Begin

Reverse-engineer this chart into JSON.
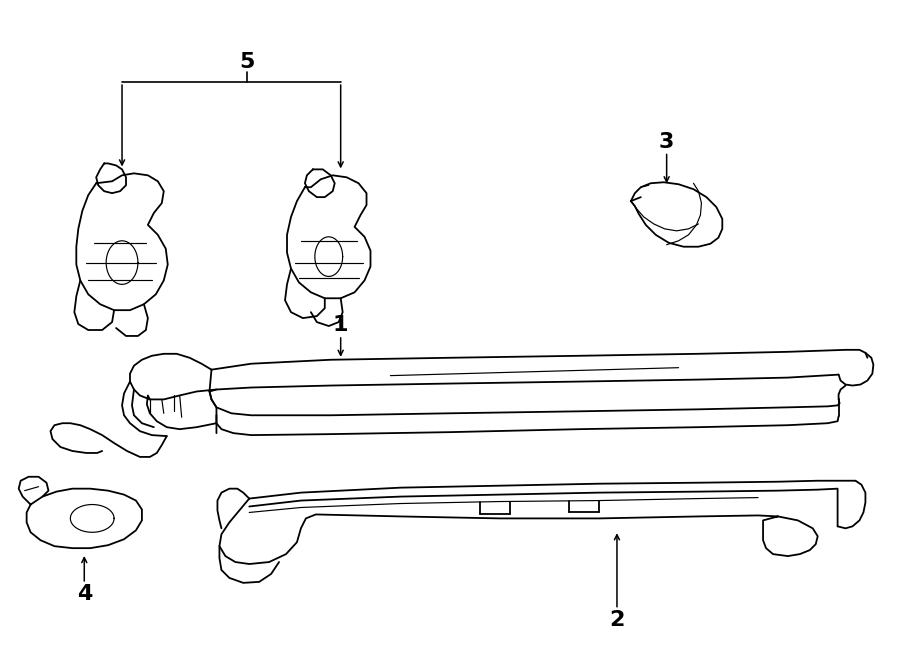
{
  "background_color": "#ffffff",
  "line_color": "#000000",
  "fig_width": 9.0,
  "fig_height": 6.61,
  "dpi": 100,
  "label_fontsize": 16
}
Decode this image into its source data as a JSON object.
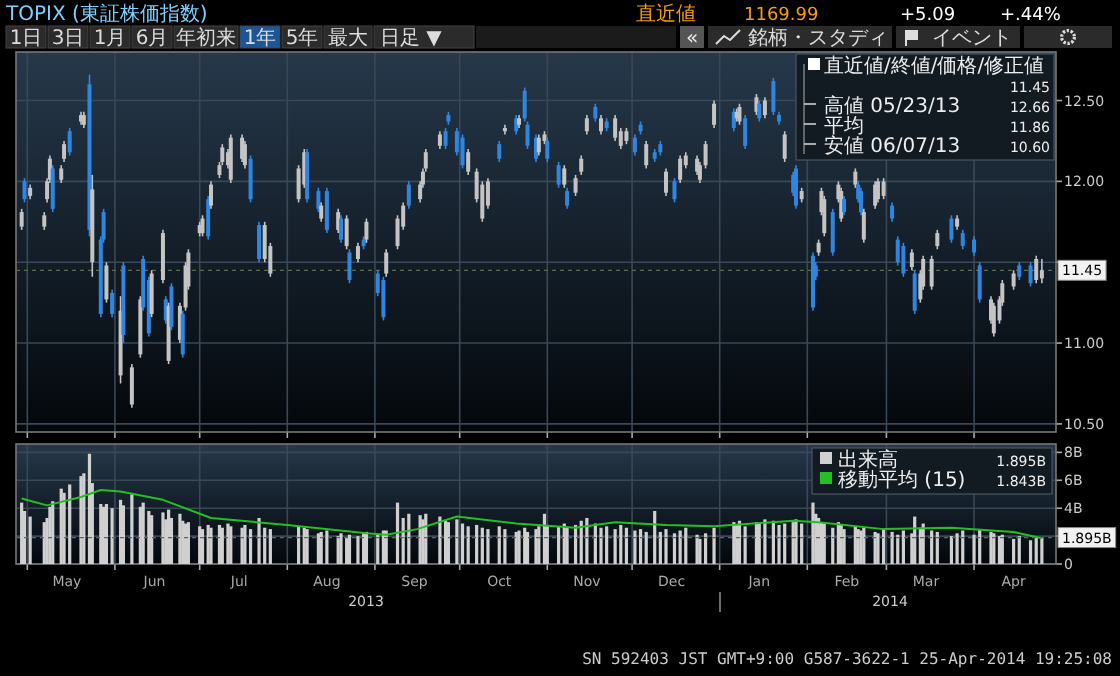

End

WORK INSTRUCTIONS: Every line of the data above should be quoted exactly. Omit the pictures.

RESPONSE TO THE EXERCISE:
Reverse-engineer this chart into JSON.
{
  "background_color": "#ffffff",
  "line_color": "#000000",
  "fig_width": 9.0,
  "fig_height": 6.61,
  "dpi": 100,
  "label_fontsize": 16
}
Decode this image into its source data as a JSON object.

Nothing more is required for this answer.